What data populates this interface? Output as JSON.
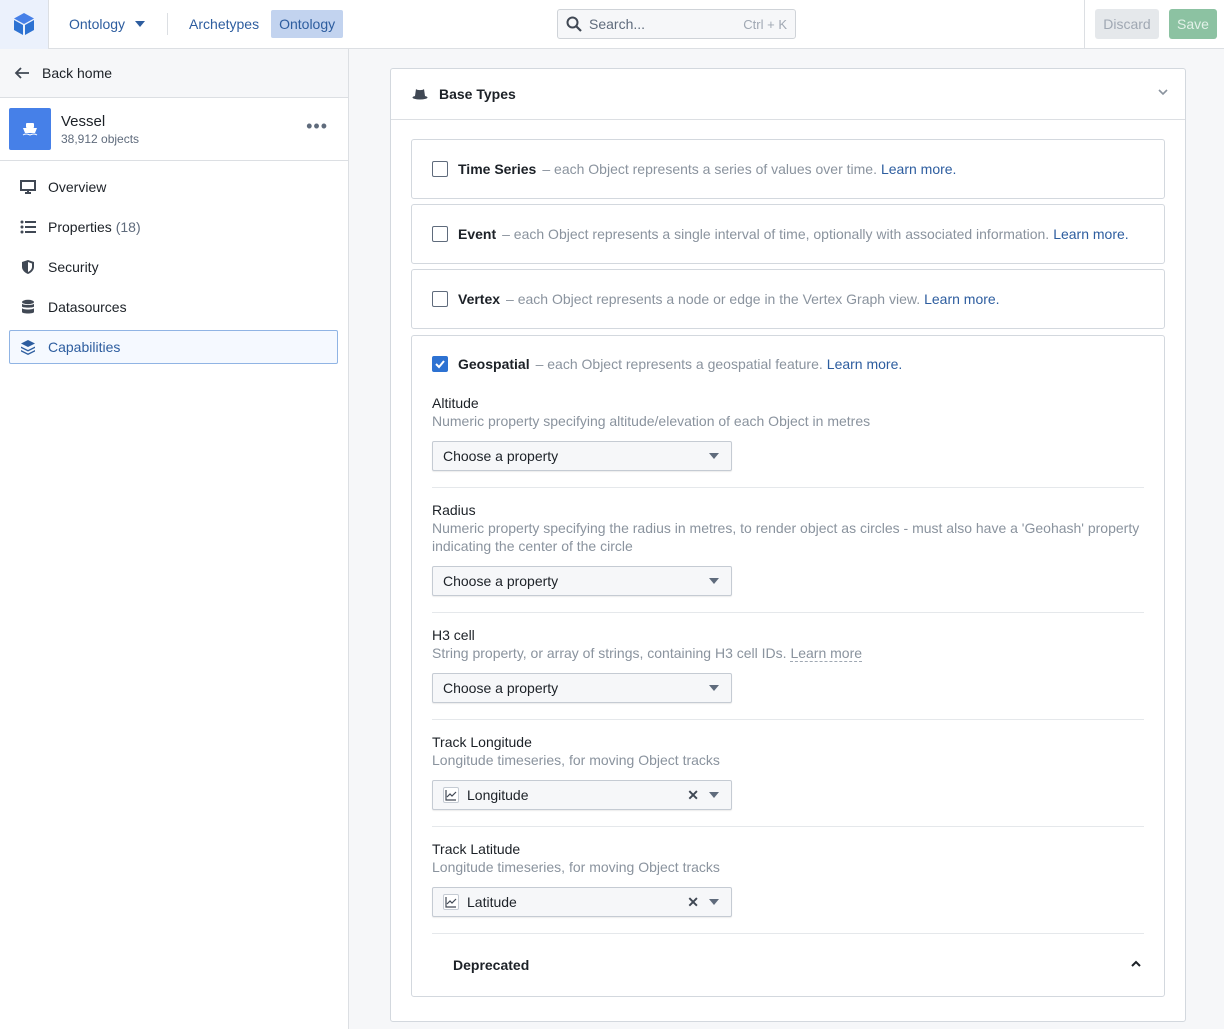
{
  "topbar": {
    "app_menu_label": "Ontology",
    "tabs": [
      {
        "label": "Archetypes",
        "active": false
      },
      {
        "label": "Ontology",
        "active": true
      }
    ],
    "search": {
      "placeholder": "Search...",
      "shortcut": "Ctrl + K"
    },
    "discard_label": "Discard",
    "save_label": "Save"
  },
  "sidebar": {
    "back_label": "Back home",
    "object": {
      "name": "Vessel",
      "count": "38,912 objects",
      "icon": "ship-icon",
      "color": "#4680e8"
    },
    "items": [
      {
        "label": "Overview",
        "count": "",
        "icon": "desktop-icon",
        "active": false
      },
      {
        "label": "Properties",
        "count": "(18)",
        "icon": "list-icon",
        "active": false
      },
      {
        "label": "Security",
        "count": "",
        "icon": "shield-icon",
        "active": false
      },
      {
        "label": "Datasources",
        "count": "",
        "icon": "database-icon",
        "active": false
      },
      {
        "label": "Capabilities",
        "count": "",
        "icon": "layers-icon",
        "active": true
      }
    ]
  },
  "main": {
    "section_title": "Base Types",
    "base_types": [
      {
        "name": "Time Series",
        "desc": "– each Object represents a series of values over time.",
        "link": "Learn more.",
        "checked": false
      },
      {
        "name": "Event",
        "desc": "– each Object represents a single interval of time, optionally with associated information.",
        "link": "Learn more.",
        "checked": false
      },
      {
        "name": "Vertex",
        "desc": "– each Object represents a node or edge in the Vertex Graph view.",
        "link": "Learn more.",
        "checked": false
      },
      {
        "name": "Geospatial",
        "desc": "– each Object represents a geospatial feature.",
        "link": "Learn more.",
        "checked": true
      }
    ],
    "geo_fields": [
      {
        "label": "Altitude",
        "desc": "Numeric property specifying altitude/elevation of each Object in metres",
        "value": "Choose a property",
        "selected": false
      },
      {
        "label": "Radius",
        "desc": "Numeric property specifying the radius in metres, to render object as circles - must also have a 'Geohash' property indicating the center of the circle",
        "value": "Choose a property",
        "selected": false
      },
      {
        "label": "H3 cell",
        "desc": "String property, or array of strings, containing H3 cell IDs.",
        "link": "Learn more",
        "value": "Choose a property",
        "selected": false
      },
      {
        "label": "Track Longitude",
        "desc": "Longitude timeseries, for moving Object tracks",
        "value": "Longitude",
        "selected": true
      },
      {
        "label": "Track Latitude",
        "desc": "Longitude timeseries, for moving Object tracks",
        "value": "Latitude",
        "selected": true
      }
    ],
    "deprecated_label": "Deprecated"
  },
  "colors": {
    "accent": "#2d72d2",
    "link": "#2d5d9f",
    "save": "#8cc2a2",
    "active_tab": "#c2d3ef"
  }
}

> **WHAT YOU ARE ASKED TO DO**:
In the entries above, find each line with the word "Longitude" and show it.

> **TASK RESPONSE**:
        "label": "Track Longitude",
        "desc": "Longitude timeseries, for moving Object tracks",
        "value": "Longitude",
        "desc": "Longitude timeseries, for moving Object tracks",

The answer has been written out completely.